▶ **YOUR TASK**: Can you convert every line of the records below into a JSON list of strings, one string per line, with blank lines and the pictures left out?

━━━ DATA SUPPLIED ━━━

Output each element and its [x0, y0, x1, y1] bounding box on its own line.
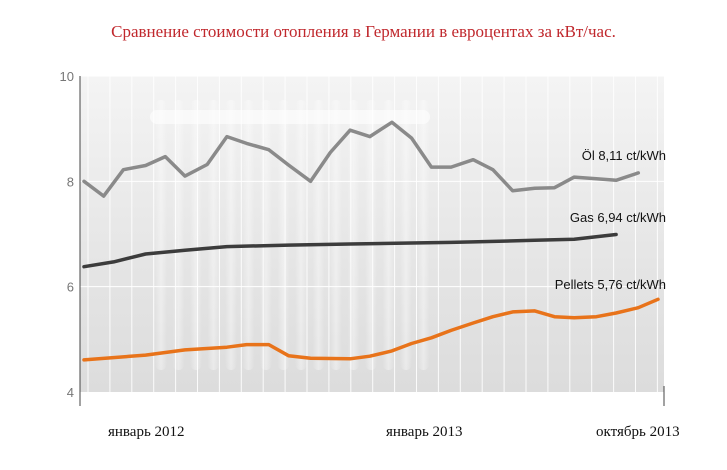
radiator-fin — [312, 100, 325, 370]
series-label-öl: Öl 8,11 ct/kWh — [582, 148, 666, 163]
x-tick-label: январь 2012 — [108, 424, 185, 440]
y-tick-label: 4 — [67, 385, 74, 400]
radiator-fin — [330, 100, 342, 370]
radiator-fin — [295, 100, 307, 370]
radiator-fin — [172, 100, 185, 370]
series-line-gas — [82, 232, 618, 269]
radiator-fin — [260, 100, 272, 370]
radiator-fin — [190, 100, 202, 370]
series-labels: Öl 8,11 ct/kWh Gas 6,94 ct/kWh Pellets 5,7… — [555, 148, 666, 292]
radiator-fin — [207, 100, 220, 370]
series-line-pellets — [82, 297, 660, 362]
radiator-fin — [400, 100, 412, 370]
x-tick-label: октябрь 2013 — [596, 424, 680, 440]
radiator-fin — [155, 100, 167, 370]
x-axis-ticks: январь 2012 январь 2013 октябрь 2013 — [108, 424, 680, 440]
radiator-pipe — [150, 110, 430, 124]
y-tick-label: 8 — [67, 174, 74, 189]
radiator-fin — [382, 100, 395, 370]
series-line-öl — [82, 120, 641, 198]
axes — [79, 76, 665, 406]
y-tick-label: 10 — [60, 69, 74, 84]
radiator-fin — [365, 100, 377, 370]
series-label-pellets: Pellets 5,76 ct/kWh — [555, 277, 666, 292]
series-lines — [82, 120, 660, 362]
radiator-fin — [242, 100, 255, 370]
radiator-fin — [417, 100, 430, 370]
y-axis-ticks: 10 8 6 4 — [60, 69, 74, 400]
radiator-fin — [225, 100, 237, 370]
series-label-gas: Gas 6,94 ct/kWh — [570, 210, 666, 225]
radiator-fin — [347, 100, 360, 370]
grid-lines — [80, 75, 680, 392]
chart-title: Сравнение стоимости отопления в Германии… — [111, 22, 616, 41]
radiator-fin — [277, 100, 290, 370]
y-tick-label: 6 — [67, 280, 74, 295]
x-tick-label: январь 2013 — [386, 424, 463, 440]
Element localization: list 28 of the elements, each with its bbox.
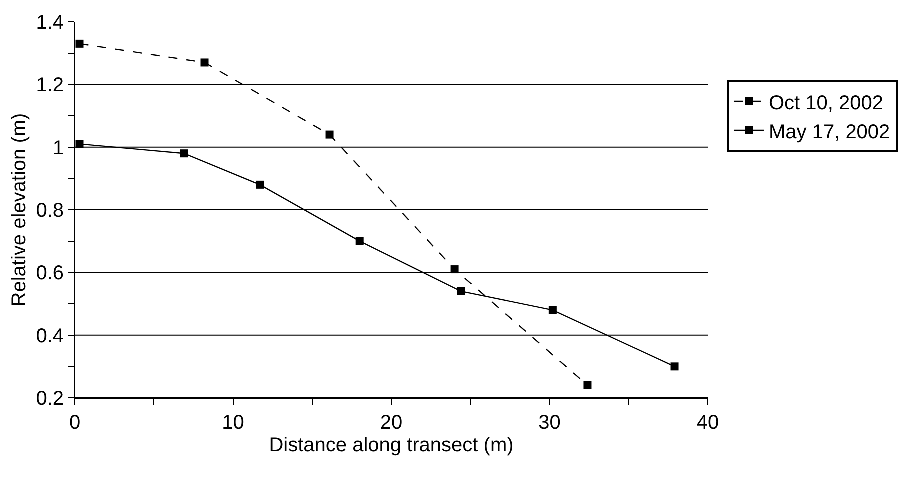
point [450,266,459,274]
legend-label: Oct 10, 2002 [768,92,884,114]
y-tick-label: 0.4 [36,325,64,348]
y-tick-label: 0.8 [36,200,64,222]
x-tick-label: 40 [696,412,720,434]
point [548,306,557,314]
y-axis-title: Relative elevation (m) [8,113,31,307]
y-tick-label: 1 [52,137,64,160]
point [256,180,264,189]
y-tick-label: 0.6 [36,262,64,285]
y-tick-label: 1.2 [36,74,64,97]
point [670,362,679,371]
x-tick-label: 30 [538,412,561,434]
point [457,287,466,296]
legend-label: May 17, 2002 [768,121,890,144]
point [584,381,592,390]
x-axis-title: Distance along transect (m) [269,434,514,456]
x-tick-label: 10 [222,412,244,434]
x-tick-label: 20 [380,412,403,434]
point [200,58,209,67]
point [76,140,84,148]
y-tick-label: 0.2 [36,388,64,410]
point [356,237,364,246]
point [326,130,334,139]
point [76,40,84,48]
point [180,150,188,158]
y-tick-label: 1.4 [36,12,64,34]
x-tick-label: 0 [69,412,81,434]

━━━

▶ **OUTPUT FOR THIS EXERCISE**:
[
  "Output each element and its [x0, y0, x1, y1] bounding box on its own line.",
  "radiator-fin — [312, 100, 325, 370]",
  "series-label-öl: Öl 8,11 ct/kWh — [582, 148, 666, 163]",
  "x-tick-label: январь 2012 — [108, 424, 185, 440]",
  "y-tick-label: 4 — [67, 385, 74, 400]",
  "radiator-fin — [330, 100, 342, 370]",
  "radiator-fin — [295, 100, 307, 370]",
  "radiator-fin — [172, 100, 185, 370]",
  "series-line-gas — [82, 232, 618, 269]",
  "radiator-fin — [260, 100, 272, 370]",
  "radiator-fin — [190, 100, 202, 370]",
  "series-labels: Öl 8,11 ct/kWh Gas 6,94 ct/kWh Pellets 5,7… — [555, 148, 666, 292]",
  "radiator-fin — [207, 100, 220, 370]",
  "series-line-pellets — [82, 297, 660, 362]",
  "radiator-fin — [400, 100, 412, 370]",
  "x-tick-label: октябрь 2013 — [596, 424, 680, 440]",
  "radiator-fin — [155, 100, 167, 370]",
  "x-axis-ticks: январь 2012 январь 2013 октябрь 2013 — [108, 424, 680, 440]",
  "radiator-pipe — [150, 110, 430, 124]",
  "y-tick-label: 8 — [67, 174, 74, 189]",
  "radiator-fin — [382, 100, 395, 370]",
  "series-line-öl — [82, 120, 641, 198]",
  "axes — [79, 76, 665, 406]",
  "y-tick-label: 10 — [60, 69, 74, 84]",
  "radiator-fin — [365, 100, 377, 370]",
  "series-label-pellets: Pellets 5,76 ct/kWh — [555, 277, 666, 292]",
  "series-lines — [82, 120, 660, 362]",
  "radiator-fin — [242, 100, 255, 370]",
  "radiator-fin — [417, 100, 430, 370]",
  "y-axis-ticks: 10 8 6 4 — [60, 69, 74, 400]",
  "radiator-fin — [225, 100, 237, 370]",
  "series-label-gas: Gas 6,94 ct/kWh — [570, 210, 666, 225]",
  "radiator-fin — [347, 100, 360, 370]",
  "grid-lines — [80, 75, 680, 392]",
  "chart-title: Сравнение стоимости отопления в Германии… — [111, 22, 616, 41]",
  "radiator-fin — [277, 100, 290, 370]",
  "y-tick-label: 6 — [67, 280, 74, 295]",
  "x-tick-label: январь 2013 — [386, 424, 463, 440]",
  "Element localization: list 28 of the elements, each with its bbox.",
  "point [450,266,459,274]",
  "legend-label: Oct 10, 2002 [768,92,884,114]",
  "y-tick-label: 0.4 [36,325,64,348]",
  "y-tick-label: 0.8 [36,200,64,222]",
  "x-tick-label: 40 [696,412,720,434]",
  "point [548,306,557,314]",
  "y-axis-title: Relative elevation (m) [8,113,31,307]",
  "y-tick-label: 1 [52,137,64,160]",
  "point [256,180,264,189]",
  "y-tick-label: 0.6 [36,262,64,285]",
  "y-tick-label: 1.2 [36,74,64,97]",
  "point [670,362,679,371]",
  "x-tick-label: 30 [538,412,561,434]",
  "point [457,287,466,296]",
  "legend-label: May 17, 2002 [768,121,890,144]",
  "point [584,381,592,390]",
  "x-axis-title: Distance along transect (m) [269,434,514,456]",
  "x-tick-label: 10 [222,412,244,434]",
  "x-tick-label: 20 [380,412,403,434]",
  "point [200,58,209,67]",
  "point [76,140,84,148]",
  "y-tick-label: 0.2 [36,388,64,410]",
  "point [356,237,364,246]",
  "point [326,130,334,139]",
  "point [76,40,84,48]",
  "point [180,150,188,158]",
  "y-tick-label: 1.4 [36,12,64,34]",
  "x-tick-label: 0 [69,412,81,434]"
]